— start of Records for this exercise —
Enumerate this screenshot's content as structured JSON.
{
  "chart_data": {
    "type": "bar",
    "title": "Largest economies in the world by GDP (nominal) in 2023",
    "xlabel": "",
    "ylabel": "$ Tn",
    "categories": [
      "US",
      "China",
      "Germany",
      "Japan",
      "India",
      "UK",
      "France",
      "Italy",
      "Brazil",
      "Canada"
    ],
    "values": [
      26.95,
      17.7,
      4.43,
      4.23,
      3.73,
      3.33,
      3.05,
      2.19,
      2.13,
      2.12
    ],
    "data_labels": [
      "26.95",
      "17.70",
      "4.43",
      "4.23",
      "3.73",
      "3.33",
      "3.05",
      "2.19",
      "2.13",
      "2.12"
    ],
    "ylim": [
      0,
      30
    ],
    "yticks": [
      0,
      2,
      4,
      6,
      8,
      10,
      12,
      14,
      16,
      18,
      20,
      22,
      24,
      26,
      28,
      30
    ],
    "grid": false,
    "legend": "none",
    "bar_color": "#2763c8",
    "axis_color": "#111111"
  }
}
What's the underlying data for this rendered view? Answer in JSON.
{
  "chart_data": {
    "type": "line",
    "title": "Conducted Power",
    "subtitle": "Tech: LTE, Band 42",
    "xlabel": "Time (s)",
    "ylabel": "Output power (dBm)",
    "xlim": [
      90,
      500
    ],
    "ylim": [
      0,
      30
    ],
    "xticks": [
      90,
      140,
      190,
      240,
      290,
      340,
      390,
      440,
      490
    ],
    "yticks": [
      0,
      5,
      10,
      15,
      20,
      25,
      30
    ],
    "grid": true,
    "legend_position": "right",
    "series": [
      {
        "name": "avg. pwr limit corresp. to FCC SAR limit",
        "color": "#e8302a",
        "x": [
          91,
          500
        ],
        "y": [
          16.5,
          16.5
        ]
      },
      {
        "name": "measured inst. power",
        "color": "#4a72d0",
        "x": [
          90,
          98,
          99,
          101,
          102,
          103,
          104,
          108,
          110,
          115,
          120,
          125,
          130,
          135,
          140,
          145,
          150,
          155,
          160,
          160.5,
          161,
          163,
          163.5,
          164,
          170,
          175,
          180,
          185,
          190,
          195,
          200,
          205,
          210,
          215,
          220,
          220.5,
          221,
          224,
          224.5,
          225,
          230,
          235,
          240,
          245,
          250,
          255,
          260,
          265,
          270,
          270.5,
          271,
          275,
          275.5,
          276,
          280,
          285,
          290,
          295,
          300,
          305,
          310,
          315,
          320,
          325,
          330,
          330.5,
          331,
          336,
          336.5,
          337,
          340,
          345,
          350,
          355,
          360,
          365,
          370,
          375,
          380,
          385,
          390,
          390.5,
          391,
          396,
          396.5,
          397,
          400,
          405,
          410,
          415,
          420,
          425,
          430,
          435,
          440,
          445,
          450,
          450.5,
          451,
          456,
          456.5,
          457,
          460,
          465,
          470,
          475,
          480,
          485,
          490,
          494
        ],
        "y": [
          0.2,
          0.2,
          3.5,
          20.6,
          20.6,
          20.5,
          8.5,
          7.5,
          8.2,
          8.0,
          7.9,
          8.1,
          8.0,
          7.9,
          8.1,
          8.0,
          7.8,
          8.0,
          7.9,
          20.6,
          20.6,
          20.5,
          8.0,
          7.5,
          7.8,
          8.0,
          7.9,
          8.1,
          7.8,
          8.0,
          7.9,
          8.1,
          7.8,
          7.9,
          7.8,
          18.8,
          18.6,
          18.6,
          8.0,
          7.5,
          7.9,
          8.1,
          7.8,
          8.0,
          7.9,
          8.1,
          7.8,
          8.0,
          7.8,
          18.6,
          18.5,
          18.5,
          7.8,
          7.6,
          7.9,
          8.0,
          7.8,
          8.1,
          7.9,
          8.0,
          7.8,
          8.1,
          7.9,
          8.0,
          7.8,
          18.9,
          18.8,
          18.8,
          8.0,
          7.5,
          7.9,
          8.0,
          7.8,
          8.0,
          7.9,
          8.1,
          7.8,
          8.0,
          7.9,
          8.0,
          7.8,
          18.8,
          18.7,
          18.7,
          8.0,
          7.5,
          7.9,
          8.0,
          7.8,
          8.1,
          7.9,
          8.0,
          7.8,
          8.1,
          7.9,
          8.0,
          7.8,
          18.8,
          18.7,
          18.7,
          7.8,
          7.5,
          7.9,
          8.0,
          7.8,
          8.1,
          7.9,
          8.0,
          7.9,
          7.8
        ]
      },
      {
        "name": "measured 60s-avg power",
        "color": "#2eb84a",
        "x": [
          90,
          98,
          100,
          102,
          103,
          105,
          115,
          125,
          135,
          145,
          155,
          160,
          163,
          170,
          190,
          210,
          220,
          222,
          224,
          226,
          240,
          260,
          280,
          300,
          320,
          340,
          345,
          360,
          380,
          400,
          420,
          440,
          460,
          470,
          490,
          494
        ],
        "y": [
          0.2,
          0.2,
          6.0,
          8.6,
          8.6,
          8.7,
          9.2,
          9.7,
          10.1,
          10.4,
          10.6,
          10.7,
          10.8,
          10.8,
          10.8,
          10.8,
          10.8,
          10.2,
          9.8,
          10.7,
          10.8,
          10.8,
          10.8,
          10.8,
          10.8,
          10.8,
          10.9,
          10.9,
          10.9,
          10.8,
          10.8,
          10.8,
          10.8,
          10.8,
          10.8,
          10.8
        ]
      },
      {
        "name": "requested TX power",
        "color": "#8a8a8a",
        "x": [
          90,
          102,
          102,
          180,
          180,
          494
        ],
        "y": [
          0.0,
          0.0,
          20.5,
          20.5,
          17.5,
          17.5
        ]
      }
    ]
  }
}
— end of Records for this exercise —
— start of Records for this exercise —
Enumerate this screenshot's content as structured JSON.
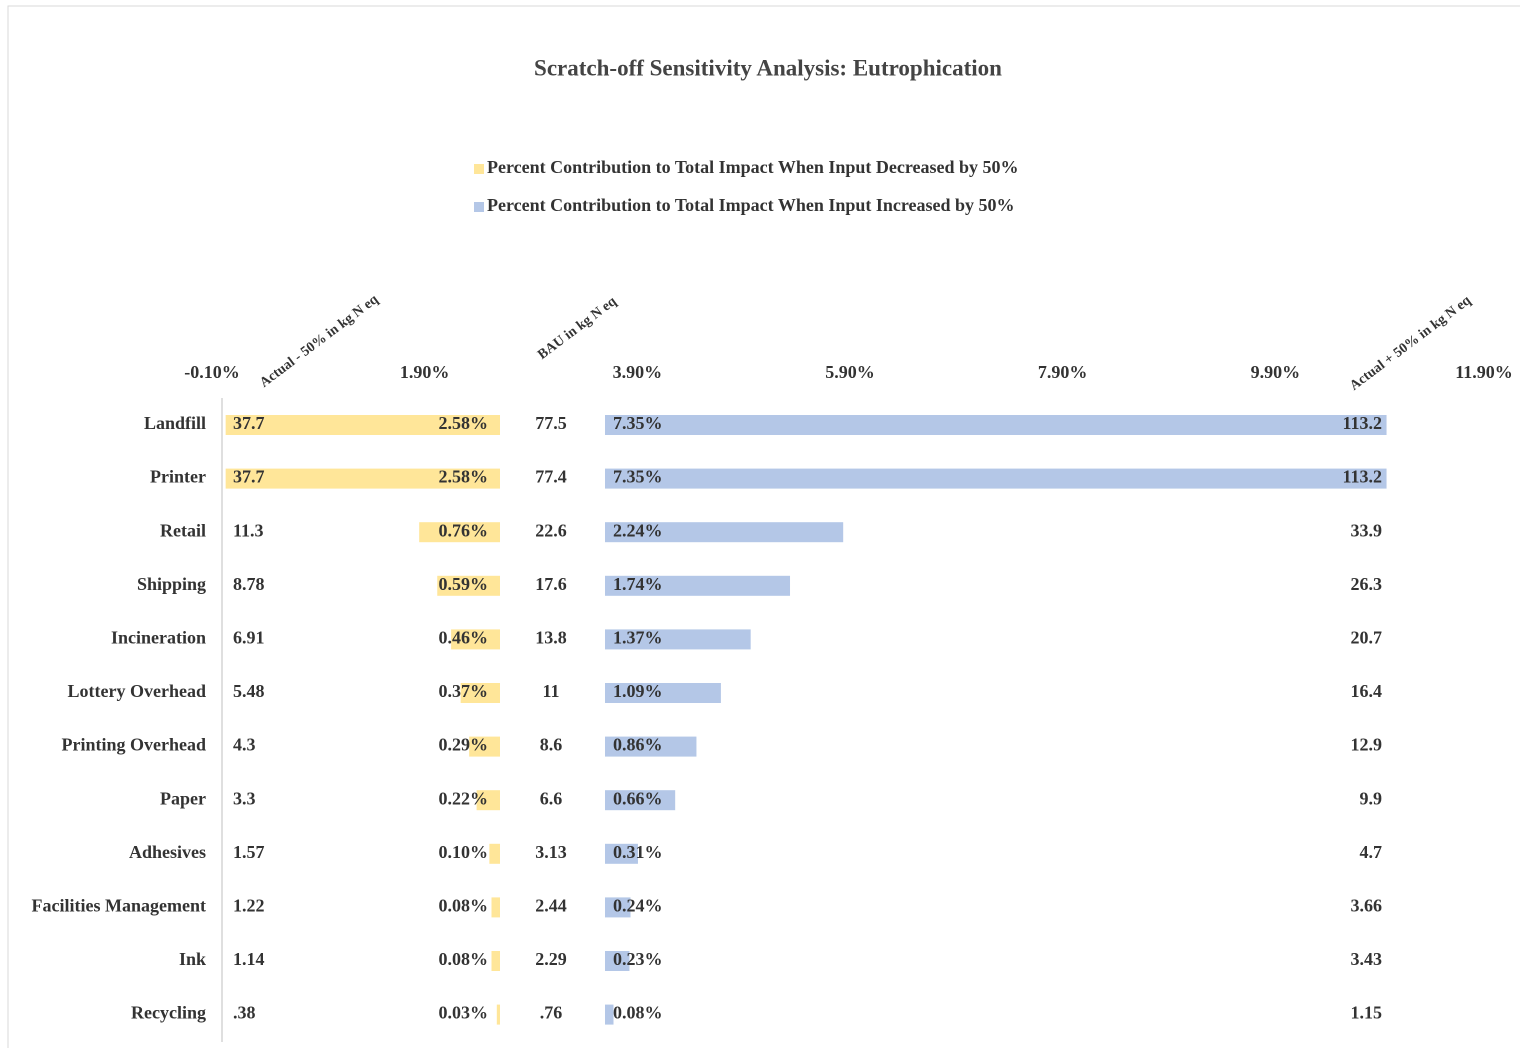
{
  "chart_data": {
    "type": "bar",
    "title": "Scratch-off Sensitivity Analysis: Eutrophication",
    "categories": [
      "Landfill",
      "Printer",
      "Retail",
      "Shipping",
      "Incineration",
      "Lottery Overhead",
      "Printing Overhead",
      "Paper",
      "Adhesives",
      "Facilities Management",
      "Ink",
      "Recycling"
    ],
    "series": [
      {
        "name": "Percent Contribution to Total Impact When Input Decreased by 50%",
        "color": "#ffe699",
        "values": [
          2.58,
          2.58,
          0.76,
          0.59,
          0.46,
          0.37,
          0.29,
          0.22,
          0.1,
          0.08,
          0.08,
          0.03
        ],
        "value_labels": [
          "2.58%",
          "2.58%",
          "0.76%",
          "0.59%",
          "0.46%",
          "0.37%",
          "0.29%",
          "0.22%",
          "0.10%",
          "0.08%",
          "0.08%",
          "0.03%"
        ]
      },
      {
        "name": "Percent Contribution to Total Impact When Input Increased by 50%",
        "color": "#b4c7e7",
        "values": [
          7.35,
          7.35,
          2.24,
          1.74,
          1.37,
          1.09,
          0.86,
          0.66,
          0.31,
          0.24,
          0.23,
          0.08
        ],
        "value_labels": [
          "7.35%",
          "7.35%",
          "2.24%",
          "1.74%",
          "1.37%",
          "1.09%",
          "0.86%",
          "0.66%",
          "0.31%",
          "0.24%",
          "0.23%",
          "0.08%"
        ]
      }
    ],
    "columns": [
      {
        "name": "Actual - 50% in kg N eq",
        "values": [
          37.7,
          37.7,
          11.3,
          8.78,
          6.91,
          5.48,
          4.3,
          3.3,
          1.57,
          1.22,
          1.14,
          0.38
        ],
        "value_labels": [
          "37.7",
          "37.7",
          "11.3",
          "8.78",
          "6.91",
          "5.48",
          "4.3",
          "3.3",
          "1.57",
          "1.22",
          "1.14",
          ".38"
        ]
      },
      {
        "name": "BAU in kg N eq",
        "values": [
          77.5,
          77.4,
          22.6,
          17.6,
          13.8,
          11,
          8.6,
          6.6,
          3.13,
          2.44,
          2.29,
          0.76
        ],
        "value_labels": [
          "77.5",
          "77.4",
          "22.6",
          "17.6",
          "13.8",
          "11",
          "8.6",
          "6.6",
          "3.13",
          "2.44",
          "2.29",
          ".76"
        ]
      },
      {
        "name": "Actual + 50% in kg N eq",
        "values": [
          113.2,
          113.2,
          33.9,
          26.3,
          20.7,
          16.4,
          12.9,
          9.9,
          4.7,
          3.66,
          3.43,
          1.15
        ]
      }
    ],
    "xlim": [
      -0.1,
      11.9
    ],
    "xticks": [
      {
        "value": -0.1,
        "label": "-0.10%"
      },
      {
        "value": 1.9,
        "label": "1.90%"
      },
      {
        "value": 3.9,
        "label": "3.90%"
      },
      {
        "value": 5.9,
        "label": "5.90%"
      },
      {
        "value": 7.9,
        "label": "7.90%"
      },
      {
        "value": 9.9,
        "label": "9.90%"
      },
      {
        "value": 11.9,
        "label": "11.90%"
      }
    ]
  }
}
— end of Records for this exercise —
**What you are asked to do**
Copy each line of the listing in which the word "Overhead" can be found.

**Completed exercise**
      "Lottery Overhead",
      "Printing Overhead",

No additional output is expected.